> [Set problem]: Find each line with the string "JSON" and copy it.

Dataset listings of figures
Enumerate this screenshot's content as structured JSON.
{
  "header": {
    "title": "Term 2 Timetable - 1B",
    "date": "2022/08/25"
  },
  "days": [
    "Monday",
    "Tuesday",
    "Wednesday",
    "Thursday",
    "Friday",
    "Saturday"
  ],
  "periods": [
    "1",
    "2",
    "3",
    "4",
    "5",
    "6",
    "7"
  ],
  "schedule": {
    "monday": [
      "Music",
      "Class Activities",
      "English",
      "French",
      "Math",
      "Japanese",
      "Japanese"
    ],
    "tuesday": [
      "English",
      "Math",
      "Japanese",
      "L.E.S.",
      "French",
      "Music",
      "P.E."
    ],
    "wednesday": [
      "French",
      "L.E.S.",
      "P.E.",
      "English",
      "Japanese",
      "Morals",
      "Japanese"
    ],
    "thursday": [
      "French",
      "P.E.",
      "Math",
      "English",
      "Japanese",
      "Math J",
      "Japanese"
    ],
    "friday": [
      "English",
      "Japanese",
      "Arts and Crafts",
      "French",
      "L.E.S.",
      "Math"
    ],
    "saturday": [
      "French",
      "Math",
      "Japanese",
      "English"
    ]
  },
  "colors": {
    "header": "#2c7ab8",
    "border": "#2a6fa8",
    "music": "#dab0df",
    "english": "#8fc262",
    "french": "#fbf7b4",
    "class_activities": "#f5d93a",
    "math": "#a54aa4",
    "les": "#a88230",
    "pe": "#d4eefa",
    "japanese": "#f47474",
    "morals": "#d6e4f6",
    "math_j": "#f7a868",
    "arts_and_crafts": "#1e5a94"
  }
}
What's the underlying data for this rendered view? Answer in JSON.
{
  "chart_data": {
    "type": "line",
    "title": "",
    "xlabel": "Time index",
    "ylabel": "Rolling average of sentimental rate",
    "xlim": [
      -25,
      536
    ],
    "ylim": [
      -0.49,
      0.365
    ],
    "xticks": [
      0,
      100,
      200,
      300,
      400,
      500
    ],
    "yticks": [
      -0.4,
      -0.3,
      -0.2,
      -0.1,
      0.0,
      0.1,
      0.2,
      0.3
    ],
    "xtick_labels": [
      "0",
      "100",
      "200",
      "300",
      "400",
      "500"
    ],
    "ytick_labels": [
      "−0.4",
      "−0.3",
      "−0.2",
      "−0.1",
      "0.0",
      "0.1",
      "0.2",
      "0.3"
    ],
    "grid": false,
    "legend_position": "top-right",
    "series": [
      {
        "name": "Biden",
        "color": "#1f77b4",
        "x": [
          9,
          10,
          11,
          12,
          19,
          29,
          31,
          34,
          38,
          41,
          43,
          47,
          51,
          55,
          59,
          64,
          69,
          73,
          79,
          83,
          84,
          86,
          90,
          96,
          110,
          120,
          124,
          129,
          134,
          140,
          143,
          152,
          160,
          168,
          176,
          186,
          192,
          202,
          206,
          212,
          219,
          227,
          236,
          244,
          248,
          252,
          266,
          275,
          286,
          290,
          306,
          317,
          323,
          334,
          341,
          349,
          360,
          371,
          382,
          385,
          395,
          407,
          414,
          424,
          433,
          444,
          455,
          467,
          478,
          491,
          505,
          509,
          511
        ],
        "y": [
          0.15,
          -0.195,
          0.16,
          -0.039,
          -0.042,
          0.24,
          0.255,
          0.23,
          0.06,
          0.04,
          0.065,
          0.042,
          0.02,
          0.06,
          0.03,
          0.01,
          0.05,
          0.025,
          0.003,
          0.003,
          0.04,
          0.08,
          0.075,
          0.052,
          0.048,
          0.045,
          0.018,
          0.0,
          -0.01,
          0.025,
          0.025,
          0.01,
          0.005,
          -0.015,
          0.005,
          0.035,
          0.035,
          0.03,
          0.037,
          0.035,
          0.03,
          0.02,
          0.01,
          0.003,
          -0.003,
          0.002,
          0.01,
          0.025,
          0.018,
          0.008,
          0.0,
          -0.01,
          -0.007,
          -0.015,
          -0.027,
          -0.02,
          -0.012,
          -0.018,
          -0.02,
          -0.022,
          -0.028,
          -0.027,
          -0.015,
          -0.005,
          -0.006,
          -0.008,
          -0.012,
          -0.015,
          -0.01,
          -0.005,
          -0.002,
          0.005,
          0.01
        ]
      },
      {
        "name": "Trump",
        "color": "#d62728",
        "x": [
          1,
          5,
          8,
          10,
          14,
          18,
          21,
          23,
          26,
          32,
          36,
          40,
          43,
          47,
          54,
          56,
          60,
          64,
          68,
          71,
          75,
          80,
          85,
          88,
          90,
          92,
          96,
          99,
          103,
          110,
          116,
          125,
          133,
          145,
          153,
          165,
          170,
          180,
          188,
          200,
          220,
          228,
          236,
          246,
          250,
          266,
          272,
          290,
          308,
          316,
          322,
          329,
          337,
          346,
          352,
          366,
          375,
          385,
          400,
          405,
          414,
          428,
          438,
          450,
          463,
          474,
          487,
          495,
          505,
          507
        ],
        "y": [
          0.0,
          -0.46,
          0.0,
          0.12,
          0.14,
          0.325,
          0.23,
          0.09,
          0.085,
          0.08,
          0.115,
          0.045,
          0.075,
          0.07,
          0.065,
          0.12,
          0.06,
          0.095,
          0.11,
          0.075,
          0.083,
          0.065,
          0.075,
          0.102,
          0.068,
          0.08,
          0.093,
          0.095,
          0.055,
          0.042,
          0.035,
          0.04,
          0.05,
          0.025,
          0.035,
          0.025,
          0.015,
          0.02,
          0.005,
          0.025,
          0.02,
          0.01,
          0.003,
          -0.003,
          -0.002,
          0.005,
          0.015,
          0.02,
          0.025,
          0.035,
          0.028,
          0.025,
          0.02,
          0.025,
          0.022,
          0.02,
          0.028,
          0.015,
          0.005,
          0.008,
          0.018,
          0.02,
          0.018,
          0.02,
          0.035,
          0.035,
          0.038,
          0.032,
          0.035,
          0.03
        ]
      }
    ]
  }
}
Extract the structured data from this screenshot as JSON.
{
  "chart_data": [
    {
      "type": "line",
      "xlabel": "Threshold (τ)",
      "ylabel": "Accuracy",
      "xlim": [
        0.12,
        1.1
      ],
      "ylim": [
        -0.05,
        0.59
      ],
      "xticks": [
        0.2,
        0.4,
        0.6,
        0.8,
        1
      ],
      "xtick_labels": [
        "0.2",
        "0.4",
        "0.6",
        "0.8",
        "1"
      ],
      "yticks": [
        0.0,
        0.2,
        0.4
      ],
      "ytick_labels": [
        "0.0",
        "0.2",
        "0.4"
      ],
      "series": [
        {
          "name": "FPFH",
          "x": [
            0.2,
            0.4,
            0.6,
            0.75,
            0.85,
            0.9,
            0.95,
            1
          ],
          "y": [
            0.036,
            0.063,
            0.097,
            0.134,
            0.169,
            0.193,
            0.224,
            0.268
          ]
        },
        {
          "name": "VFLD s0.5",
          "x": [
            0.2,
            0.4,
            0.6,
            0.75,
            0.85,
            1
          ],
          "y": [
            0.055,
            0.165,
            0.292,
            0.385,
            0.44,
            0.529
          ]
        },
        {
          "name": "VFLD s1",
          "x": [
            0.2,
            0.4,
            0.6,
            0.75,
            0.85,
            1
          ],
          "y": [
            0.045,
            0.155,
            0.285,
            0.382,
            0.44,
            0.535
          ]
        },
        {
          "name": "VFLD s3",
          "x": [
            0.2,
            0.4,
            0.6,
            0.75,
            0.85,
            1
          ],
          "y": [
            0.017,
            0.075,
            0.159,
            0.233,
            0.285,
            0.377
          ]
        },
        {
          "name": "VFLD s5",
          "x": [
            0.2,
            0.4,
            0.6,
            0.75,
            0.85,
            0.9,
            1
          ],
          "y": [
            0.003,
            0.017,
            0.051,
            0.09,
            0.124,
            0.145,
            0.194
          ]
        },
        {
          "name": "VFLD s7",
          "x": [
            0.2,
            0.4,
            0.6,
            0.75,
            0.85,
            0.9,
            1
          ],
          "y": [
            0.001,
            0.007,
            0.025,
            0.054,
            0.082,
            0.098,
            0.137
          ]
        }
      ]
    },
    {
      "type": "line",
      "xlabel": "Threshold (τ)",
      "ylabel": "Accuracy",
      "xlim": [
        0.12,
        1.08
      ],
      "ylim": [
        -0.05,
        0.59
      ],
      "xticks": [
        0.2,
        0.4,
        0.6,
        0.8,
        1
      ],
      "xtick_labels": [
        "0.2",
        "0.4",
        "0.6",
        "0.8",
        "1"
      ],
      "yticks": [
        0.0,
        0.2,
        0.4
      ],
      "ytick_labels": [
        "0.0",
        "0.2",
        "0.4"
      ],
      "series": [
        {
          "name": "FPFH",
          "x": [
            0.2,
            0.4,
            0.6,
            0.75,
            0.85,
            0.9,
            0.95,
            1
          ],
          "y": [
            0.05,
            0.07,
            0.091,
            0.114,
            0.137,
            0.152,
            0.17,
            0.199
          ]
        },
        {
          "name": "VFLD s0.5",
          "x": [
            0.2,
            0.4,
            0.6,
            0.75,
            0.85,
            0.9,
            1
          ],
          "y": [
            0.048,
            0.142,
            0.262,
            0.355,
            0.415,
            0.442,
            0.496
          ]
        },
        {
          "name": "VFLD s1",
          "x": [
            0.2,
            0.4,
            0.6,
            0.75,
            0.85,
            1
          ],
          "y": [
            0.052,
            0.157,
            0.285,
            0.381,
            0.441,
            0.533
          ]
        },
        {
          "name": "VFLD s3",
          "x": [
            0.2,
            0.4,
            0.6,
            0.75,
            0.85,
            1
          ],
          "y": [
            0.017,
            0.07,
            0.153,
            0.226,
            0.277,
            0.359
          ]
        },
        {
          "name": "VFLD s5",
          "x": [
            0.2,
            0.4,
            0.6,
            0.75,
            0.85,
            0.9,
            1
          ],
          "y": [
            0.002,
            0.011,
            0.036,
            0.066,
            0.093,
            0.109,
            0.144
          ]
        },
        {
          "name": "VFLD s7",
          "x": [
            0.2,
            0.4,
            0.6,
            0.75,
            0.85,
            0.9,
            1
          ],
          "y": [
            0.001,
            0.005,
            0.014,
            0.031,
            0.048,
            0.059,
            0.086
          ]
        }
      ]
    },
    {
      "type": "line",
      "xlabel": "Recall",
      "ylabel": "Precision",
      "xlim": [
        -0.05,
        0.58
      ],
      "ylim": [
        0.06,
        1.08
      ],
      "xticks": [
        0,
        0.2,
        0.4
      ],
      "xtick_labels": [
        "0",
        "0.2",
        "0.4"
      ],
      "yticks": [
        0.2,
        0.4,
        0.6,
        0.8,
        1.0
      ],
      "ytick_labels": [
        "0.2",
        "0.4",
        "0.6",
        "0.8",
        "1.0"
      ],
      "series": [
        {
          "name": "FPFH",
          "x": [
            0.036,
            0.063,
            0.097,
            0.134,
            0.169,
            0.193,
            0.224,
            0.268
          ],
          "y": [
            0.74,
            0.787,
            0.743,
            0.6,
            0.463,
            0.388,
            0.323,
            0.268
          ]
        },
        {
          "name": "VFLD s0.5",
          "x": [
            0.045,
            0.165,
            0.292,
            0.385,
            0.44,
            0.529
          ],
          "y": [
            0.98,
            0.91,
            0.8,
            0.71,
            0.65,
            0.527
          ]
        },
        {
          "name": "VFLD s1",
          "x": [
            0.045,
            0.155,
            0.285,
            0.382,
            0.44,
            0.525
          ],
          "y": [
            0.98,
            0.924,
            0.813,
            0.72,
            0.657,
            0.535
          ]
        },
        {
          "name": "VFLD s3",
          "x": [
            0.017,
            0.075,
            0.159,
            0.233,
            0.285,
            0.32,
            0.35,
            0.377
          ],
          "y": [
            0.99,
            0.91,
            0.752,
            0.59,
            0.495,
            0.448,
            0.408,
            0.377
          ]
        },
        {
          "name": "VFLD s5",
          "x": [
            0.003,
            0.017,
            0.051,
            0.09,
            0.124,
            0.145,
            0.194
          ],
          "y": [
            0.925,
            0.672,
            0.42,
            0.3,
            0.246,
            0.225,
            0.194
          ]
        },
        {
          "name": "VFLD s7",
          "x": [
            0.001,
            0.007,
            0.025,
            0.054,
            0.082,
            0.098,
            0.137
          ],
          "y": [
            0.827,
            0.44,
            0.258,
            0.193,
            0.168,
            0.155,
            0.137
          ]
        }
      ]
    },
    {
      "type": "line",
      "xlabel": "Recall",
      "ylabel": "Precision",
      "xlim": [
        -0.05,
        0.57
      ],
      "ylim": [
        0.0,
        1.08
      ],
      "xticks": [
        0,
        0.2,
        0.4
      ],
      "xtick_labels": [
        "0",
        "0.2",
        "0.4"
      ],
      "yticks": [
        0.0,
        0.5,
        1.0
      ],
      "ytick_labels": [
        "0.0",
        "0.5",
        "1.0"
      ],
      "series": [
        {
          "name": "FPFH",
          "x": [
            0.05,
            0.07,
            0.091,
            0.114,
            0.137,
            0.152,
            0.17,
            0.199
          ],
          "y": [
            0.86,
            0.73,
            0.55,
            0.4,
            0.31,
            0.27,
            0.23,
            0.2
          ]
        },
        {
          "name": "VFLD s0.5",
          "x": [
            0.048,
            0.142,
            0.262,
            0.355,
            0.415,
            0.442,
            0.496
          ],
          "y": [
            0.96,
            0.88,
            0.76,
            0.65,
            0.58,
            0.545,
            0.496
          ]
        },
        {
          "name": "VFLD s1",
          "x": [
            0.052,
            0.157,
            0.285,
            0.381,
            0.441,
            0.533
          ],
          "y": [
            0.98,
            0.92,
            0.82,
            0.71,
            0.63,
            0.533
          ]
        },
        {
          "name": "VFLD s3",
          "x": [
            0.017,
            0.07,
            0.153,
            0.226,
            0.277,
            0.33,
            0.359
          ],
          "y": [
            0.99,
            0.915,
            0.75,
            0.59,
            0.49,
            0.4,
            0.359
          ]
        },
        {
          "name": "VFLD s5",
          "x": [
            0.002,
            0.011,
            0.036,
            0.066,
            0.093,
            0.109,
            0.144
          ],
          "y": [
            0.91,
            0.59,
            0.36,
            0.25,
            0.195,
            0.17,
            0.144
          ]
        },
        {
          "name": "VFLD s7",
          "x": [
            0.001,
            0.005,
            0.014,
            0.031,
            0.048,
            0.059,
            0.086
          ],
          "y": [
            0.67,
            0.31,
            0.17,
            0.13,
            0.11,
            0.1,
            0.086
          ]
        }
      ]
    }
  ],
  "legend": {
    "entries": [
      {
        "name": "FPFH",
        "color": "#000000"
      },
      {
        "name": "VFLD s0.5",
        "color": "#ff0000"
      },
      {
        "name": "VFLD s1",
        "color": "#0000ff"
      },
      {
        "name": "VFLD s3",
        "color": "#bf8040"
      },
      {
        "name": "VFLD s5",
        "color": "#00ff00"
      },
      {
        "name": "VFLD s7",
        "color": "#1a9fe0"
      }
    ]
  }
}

> [Response]:
Enumerate this screenshot's content as structured JSON.
What's the underlying data for this rendered view? Answer in JSON.
Extract the structured data from this screenshot as JSON.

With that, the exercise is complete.